Given instruction: Count every line that includes the string "from" in the entries that follow. Nothing besides the number is needed.

## Start

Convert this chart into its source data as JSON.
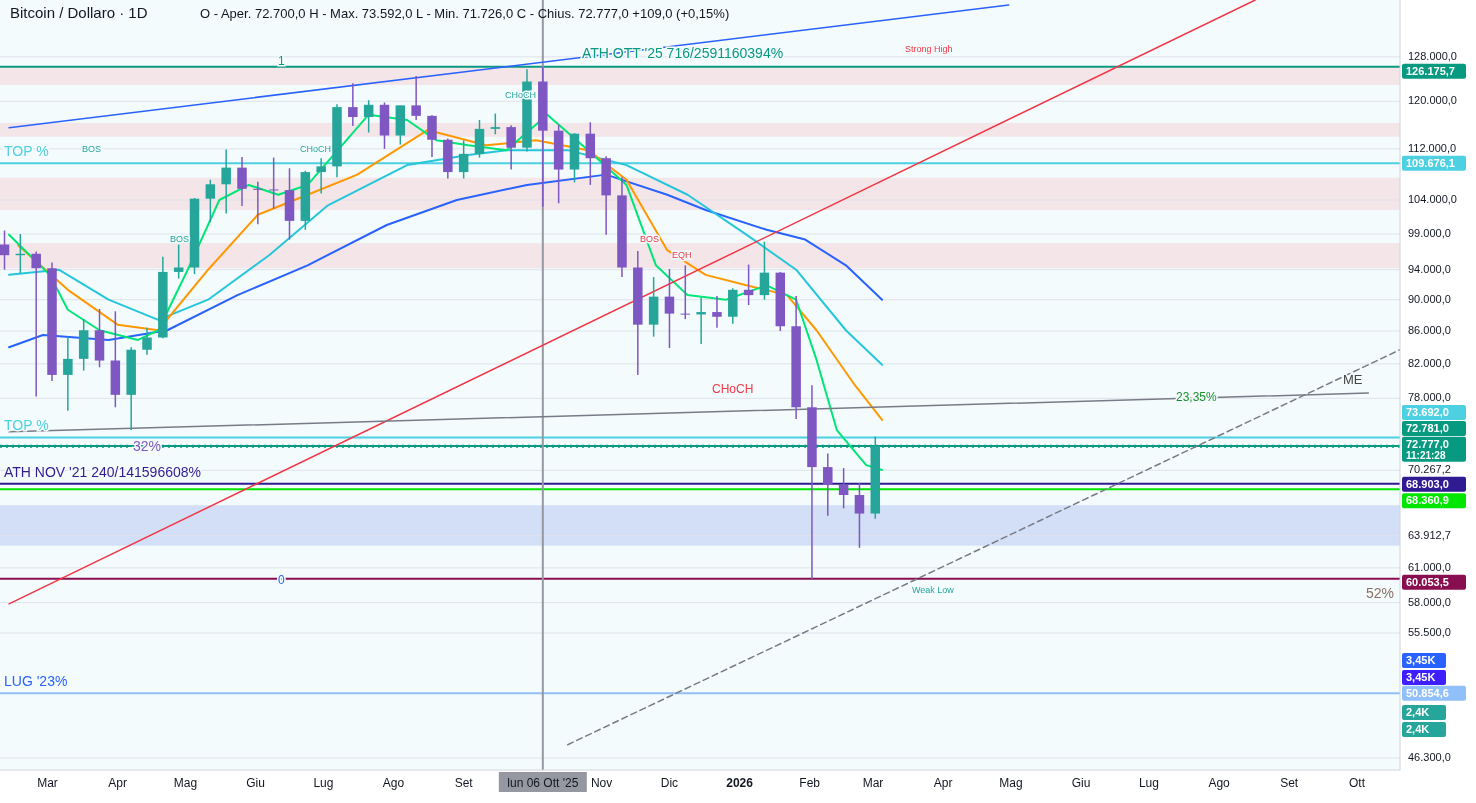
{
  "chart_data": {
    "type": "candlestick",
    "title": "Bitcoin / Dollaro · 1D",
    "subtitle": "O - Aper. 72.700,0  H - Max. 73.592,0  L - Min. 71.726,0  C - Chius. 72.777,0  +109,0 (+0,15%)",
    "x": [
      "2025-02-10",
      "2025-02-17",
      "2025-02-24",
      "2025-03-03",
      "2025-03-10",
      "2025-03-17",
      "2025-03-24",
      "2025-03-31",
      "2025-04-07",
      "2025-04-14",
      "2025-04-21",
      "2025-04-28",
      "2025-05-05",
      "2025-05-12",
      "2025-05-19",
      "2025-05-26",
      "2025-06-02",
      "2025-06-09",
      "2025-06-16",
      "2025-06-23",
      "2025-06-30",
      "2025-07-07",
      "2025-07-14",
      "2025-07-21",
      "2025-07-28",
      "2025-08-04",
      "2025-08-11",
      "2025-08-18",
      "2025-08-25",
      "2025-09-01",
      "2025-09-08",
      "2025-09-15",
      "2025-09-22",
      "2025-09-29",
      "2025-10-06",
      "2025-10-13",
      "2025-10-20",
      "2025-10-27",
      "2025-11-03",
      "2025-11-10",
      "2025-11-17",
      "2025-11-24",
      "2025-12-01",
      "2025-12-08",
      "2025-12-15",
      "2025-12-22",
      "2025-12-29",
      "2026-01-05",
      "2026-01-12",
      "2026-01-19",
      "2026-01-26",
      "2026-02-02",
      "2026-02-09",
      "2026-02-16",
      "2026-02-23",
      "2026-03-02"
    ],
    "ohlc": [
      [
        97500,
        99500,
        94000,
        96000
      ],
      [
        96000,
        99000,
        93500,
        96200
      ],
      [
        96200,
        96500,
        78200,
        94200
      ],
      [
        94200,
        95000,
        80000,
        80700
      ],
      [
        80700,
        85300,
        76600,
        82600
      ],
      [
        82600,
        87500,
        81200,
        86100
      ],
      [
        86100,
        88800,
        81600,
        82400
      ],
      [
        82400,
        88500,
        77000,
        78400
      ],
      [
        78400,
        84000,
        74500,
        83700
      ],
      [
        83700,
        86400,
        83100,
        85200
      ],
      [
        85200,
        95800,
        85100,
        93700
      ],
      [
        93700,
        97500,
        92800,
        94300
      ],
      [
        94300,
        104300,
        93400,
        104200
      ],
      [
        104200,
        107100,
        100700,
        106400
      ],
      [
        106400,
        111900,
        102000,
        109000
      ],
      [
        109000,
        110700,
        103100,
        105700
      ],
      [
        105700,
        106800,
        100400,
        105600
      ],
      [
        105600,
        110600,
        102700,
        105500
      ],
      [
        105500,
        108900,
        98200,
        100900
      ],
      [
        100900,
        108500,
        99600,
        108300
      ],
      [
        108300,
        110500,
        105000,
        109200
      ],
      [
        109200,
        119500,
        107500,
        119000
      ],
      [
        119000,
        123200,
        115800,
        117300
      ],
      [
        117300,
        120200,
        114700,
        119400
      ],
      [
        119400,
        119800,
        112000,
        114200
      ],
      [
        114200,
        119300,
        112700,
        119300
      ],
      [
        119300,
        124500,
        116800,
        117500
      ],
      [
        117500,
        117600,
        110700,
        113500
      ],
      [
        113500,
        113700,
        107300,
        108300
      ],
      [
        108300,
        113400,
        107300,
        111200
      ],
      [
        111200,
        116800,
        110600,
        115300
      ],
      [
        115300,
        117900,
        114400,
        115600
      ],
      [
        115600,
        115900,
        108700,
        112200
      ],
      [
        112200,
        125700,
        111600,
        123500
      ],
      [
        123500,
        126200,
        103000,
        115000
      ],
      [
        115000,
        116000,
        103500,
        108700
      ],
      [
        108700,
        114600,
        106700,
        114500
      ],
      [
        114500,
        116400,
        106300,
        110500
      ],
      [
        110500,
        110800,
        98900,
        104700
      ],
      [
        104700,
        107500,
        93000,
        94300
      ],
      [
        94300,
        96600,
        80700,
        86800
      ],
      [
        86800,
        93000,
        85300,
        90400
      ],
      [
        90400,
        94100,
        83900,
        88200
      ],
      [
        88200,
        94600,
        87500,
        88100
      ],
      [
        88100,
        90300,
        84400,
        88400
      ],
      [
        88400,
        90500,
        86400,
        87800
      ],
      [
        87800,
        91500,
        86900,
        91300
      ],
      [
        91300,
        94700,
        89300,
        90600
      ],
      [
        90600,
        97900,
        90000,
        93600
      ],
      [
        93600,
        93700,
        86000,
        86600
      ],
      [
        86600,
        90500,
        75700,
        77000
      ],
      [
        77000,
        79500,
        60000,
        70600
      ],
      [
        70600,
        72000,
        65800,
        68800
      ],
      [
        68800,
        70500,
        66500,
        67800
      ],
      [
        67800,
        69000,
        62800,
        66000
      ],
      [
        66000,
        73800,
        65500,
        72777
      ]
    ],
    "colors": [
      "#7e57c2",
      "#26a69a",
      "#7e57c2",
      "#7e57c2",
      "#26a69a",
      "#26a69a",
      "#7e57c2",
      "#7e57c2",
      "#26a69a",
      "#26a69a",
      "#26a69a",
      "#26a69a",
      "#26a69a",
      "#26a69a",
      "#26a69a",
      "#7e57c2",
      "#7e57c2",
      "#7e57c2",
      "#7e57c2",
      "#26a69a",
      "#26a69a",
      "#26a69a",
      "#7e57c2",
      "#26a69a",
      "#7e57c2",
      "#26a69a",
      "#7e57c2",
      "#7e57c2",
      "#7e57c2",
      "#26a69a",
      "#26a69a",
      "#26a69a",
      "#7e57c2",
      "#26a69a",
      "#7e57c2",
      "#7e57c2",
      "#26a69a",
      "#7e57c2",
      "#7e57c2",
      "#7e57c2",
      "#7e57c2",
      "#26a69a",
      "#7e57c2",
      "#7e57c2",
      "#26a69a",
      "#7e57c2",
      "#26a69a",
      "#7e57c2",
      "#26a69a",
      "#7e57c2",
      "#7e57c2",
      "#7e57c2",
      "#7e57c2",
      "#7e57c2",
      "#7e57c2",
      "#26a69a"
    ],
    "series": [
      {
        "type": "line",
        "color": "#2962ff",
        "x": [
          "2025-02-12",
          "2025-02-27",
          "2025-03-28",
          "2025-04-23",
          "2025-05-24",
          "2025-06-24",
          "2025-07-29",
          "2025-08-29",
          "2025-09-29",
          "2025-11-03",
          "2025-11-30",
          "2025-12-17",
          "2026-01-13",
          "2026-01-30",
          "2026-02-17",
          "2026-03-05"
        ],
        "values": [
          84000,
          85500,
          84900,
          86100,
          90600,
          94600,
          100300,
          104000,
          106300,
          107900,
          104800,
          102500,
          99600,
          98200,
          94600,
          90000
        ]
      },
      {
        "type": "line",
        "color": "#26c6da",
        "x": [
          "2025-02-12",
          "2025-03-06",
          "2025-03-28",
          "2025-04-19",
          "2025-05-11",
          "2025-06-07",
          "2025-07-03",
          "2025-08-07",
          "2025-09-03",
          "2025-09-20",
          "2025-10-17",
          "2025-11-12",
          "2025-12-09",
          "2026-01-04",
          "2026-01-26",
          "2026-02-17",
          "2026-03-05"
        ],
        "values": [
          93300,
          94000,
          90000,
          87400,
          90000,
          96000,
          103200,
          109400,
          111000,
          111800,
          111800,
          109400,
          104800,
          98900,
          94000,
          86100,
          81900
        ]
      },
      {
        "type": "line",
        "color": "#ff9800",
        "x": [
          "2025-02-16",
          "2025-03-10",
          "2025-04-01",
          "2025-04-19",
          "2025-05-11",
          "2025-06-02",
          "2025-06-24",
          "2025-07-16",
          "2025-08-16",
          "2025-09-11",
          "2025-10-03",
          "2025-10-26",
          "2025-11-12",
          "2025-11-30",
          "2025-12-17",
          "2026-01-04",
          "2026-01-22",
          "2026-02-04",
          "2026-02-21",
          "2026-03-05"
        ],
        "values": [
          97400,
          91300,
          86800,
          86100,
          94000,
          101800,
          104800,
          107900,
          115100,
          112600,
          113400,
          111800,
          107100,
          96700,
          93300,
          91900,
          90600,
          86100,
          79500,
          75600
        ]
      },
      {
        "type": "line",
        "color": "#00e676",
        "x": [
          "2025-02-12",
          "2025-03-02",
          "2025-03-10",
          "2025-03-24",
          "2025-04-10",
          "2025-04-19",
          "2025-05-02",
          "2025-05-16",
          "2025-05-29",
          "2025-06-11",
          "2025-06-24",
          "2025-07-21",
          "2025-08-07",
          "2025-08-20",
          "2025-09-03",
          "2025-09-20",
          "2025-10-08",
          "2025-10-26",
          "2025-11-12",
          "2025-11-25",
          "2025-12-09",
          "2025-12-26",
          "2026-01-13",
          "2026-01-26",
          "2026-02-04",
          "2026-02-13",
          "2026-02-26",
          "2026-03-05"
        ],
        "values": [
          98900,
          93300,
          88700,
          86100,
          84900,
          86100,
          94000,
          104000,
          106300,
          104800,
          106300,
          117700,
          116800,
          113400,
          112600,
          111800,
          117700,
          111800,
          106300,
          94600,
          90600,
          90000,
          91900,
          90000,
          82500,
          74500,
          70800,
          70300
        ]
      },
      {
        "type": "line",
        "color": "#2962ff",
        "x": [
          "2025-02-12",
          "2026-04-30"
        ],
        "values": [
          115500,
          138000
        ]
      },
      {
        "type": "line",
        "color": "#f23645",
        "x": [
          "2025-02-12",
          "2026-08-17"
        ],
        "values": [
          57900,
          139000
        ]
      },
      {
        "type": "line",
        "color": "#787b86",
        "x": [
          "2025-02-12",
          "2026-10-06"
        ],
        "values": [
          74300,
          78600
        ]
      },
      {
        "type": "line",
        "color": "#787b86",
        "line_style": "dashed",
        "x": [
          "2025-10-17",
          "2026-10-20"
        ],
        "values": [
          47200,
          83700
        ]
      }
    ],
    "xlim": [
      "2025-02-08",
      "2026-10-20"
    ],
    "xticks": [
      {
        "value": "2025-03-01",
        "label": "Mar"
      },
      {
        "value": "2025-04-01",
        "label": "Apr"
      },
      {
        "value": "2025-05-01",
        "label": "Mag"
      },
      {
        "value": "2025-06-01",
        "label": "Giu"
      },
      {
        "value": "2025-07-01",
        "label": "Lug"
      },
      {
        "value": "2025-08-01",
        "label": "Ago"
      },
      {
        "value": "2025-09-01",
        "label": "Set"
      },
      {
        "value": "2025-11-01",
        "label": "Nov"
      },
      {
        "value": "2025-12-01",
        "label": "Dic"
      },
      {
        "value": "2026-01-01",
        "label": "2026"
      },
      {
        "value": "2026-02-01",
        "label": "Feb"
      },
      {
        "value": "2026-03-01",
        "label": "Mar"
      },
      {
        "value": "2026-04-01",
        "label": "Apr"
      },
      {
        "value": "2026-05-01",
        "label": "Mag"
      },
      {
        "value": "2026-06-01",
        "label": "Giu"
      },
      {
        "value": "2026-07-01",
        "label": "Lug"
      },
      {
        "value": "2026-08-01",
        "label": "Ago"
      },
      {
        "value": "2026-09-01",
        "label": "Set"
      },
      {
        "value": "2026-10-01",
        "label": "Ott"
      }
    ],
    "ylim": [
      45500,
      139000
    ],
    "yticks": [
      {
        "value": 128000,
        "label": "128.000,0"
      },
      {
        "value": 120000,
        "label": "120.000,0"
      },
      {
        "value": 112000,
        "label": "112.000,0"
      },
      {
        "value": 104000,
        "label": "104.000,0"
      },
      {
        "value": 99000,
        "label": "99.000,0"
      },
      {
        "value": 94000,
        "label": "94.000,0"
      },
      {
        "value": 90000,
        "label": "90.000,0"
      },
      {
        "value": 86000,
        "label": "86.000,0"
      },
      {
        "value": 82000,
        "label": "82.000,0"
      },
      {
        "value": 78000,
        "label": "78.000,0"
      },
      {
        "value": 70267.2,
        "label": "70.267,2"
      },
      {
        "value": 63912.7,
        "label": "63.912,7"
      },
      {
        "value": 61000,
        "label": "61.000,0"
      },
      {
        "value": 58000,
        "label": "58.000,0"
      },
      {
        "value": 55500,
        "label": "55.500,0"
      },
      {
        "value": 46300,
        "label": "46.300,0"
      }
    ],
    "log": true,
    "grid": "y",
    "ref_lines": [
      {
        "axis": "y",
        "value": 126175.7,
        "label": "126.175,7",
        "color": "#089981"
      },
      {
        "axis": "y",
        "value": 109676.1,
        "label": "109.676,1",
        "color": "#4dd0e1"
      },
      {
        "axis": "y",
        "value": 73692,
        "label": "73.692,0",
        "color": "#4dd0e1"
      },
      {
        "axis": "y",
        "value": 72781,
        "label": "72.781,0",
        "color": "#089981"
      },
      {
        "axis": "y",
        "value": 72777,
        "label": "72.777,0\n11:21:28",
        "color": "#089981",
        "line_style": "dotted"
      },
      {
        "axis": "y",
        "value": 68903,
        "label": "68.903,0",
        "color": "#311b92"
      },
      {
        "axis": "y",
        "value": 68360.9,
        "label": "68.360,9",
        "color": "#00e600"
      },
      {
        "axis": "y",
        "value": 60053.5,
        "label": "60.053,5",
        "color": "#880e4f"
      },
      {
        "axis": "y",
        "value": 50854.6,
        "label": "50.854,6",
        "color": "#90bff9"
      },
      {
        "axis": "x",
        "value": "2025-10-06",
        "label": "lun 06 Ott '25",
        "color": "#9598a1"
      }
    ],
    "bands": [
      {
        "axis": "y",
        "from": 122900,
        "to": 126100,
        "color": "#f3e1e4"
      },
      {
        "axis": "y",
        "from": 114000,
        "to": 116300,
        "color": "#f3e1e4"
      },
      {
        "axis": "y",
        "from": 102500,
        "to": 107400,
        "color": "#f3e1e4"
      },
      {
        "axis": "y",
        "from": 94200,
        "to": 97700,
        "color": "#f3e1e4"
      },
      {
        "axis": "y",
        "from": 63000,
        "to": 66800,
        "color": "#cdd9f6"
      }
    ],
    "annotations": [
      "ATH  OTT '25   716/2591160394%",
      "Strong High",
      "Weak Low",
      "TOP  %",
      "TOP  %",
      "ATH  NOV '21 240/141596608%",
      "LUG  '23%",
      "32%",
      "52%",
      "23,35%",
      "ME",
      "1",
      "0",
      "CHoCH",
      "CHoCH",
      "CHoCH",
      "BOS",
      "BOS",
      "BOS",
      "EQH",
      "3,45K",
      "3,45K",
      "2,4K",
      "2,4K"
    ]
  }
}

## End

Worked answer: 5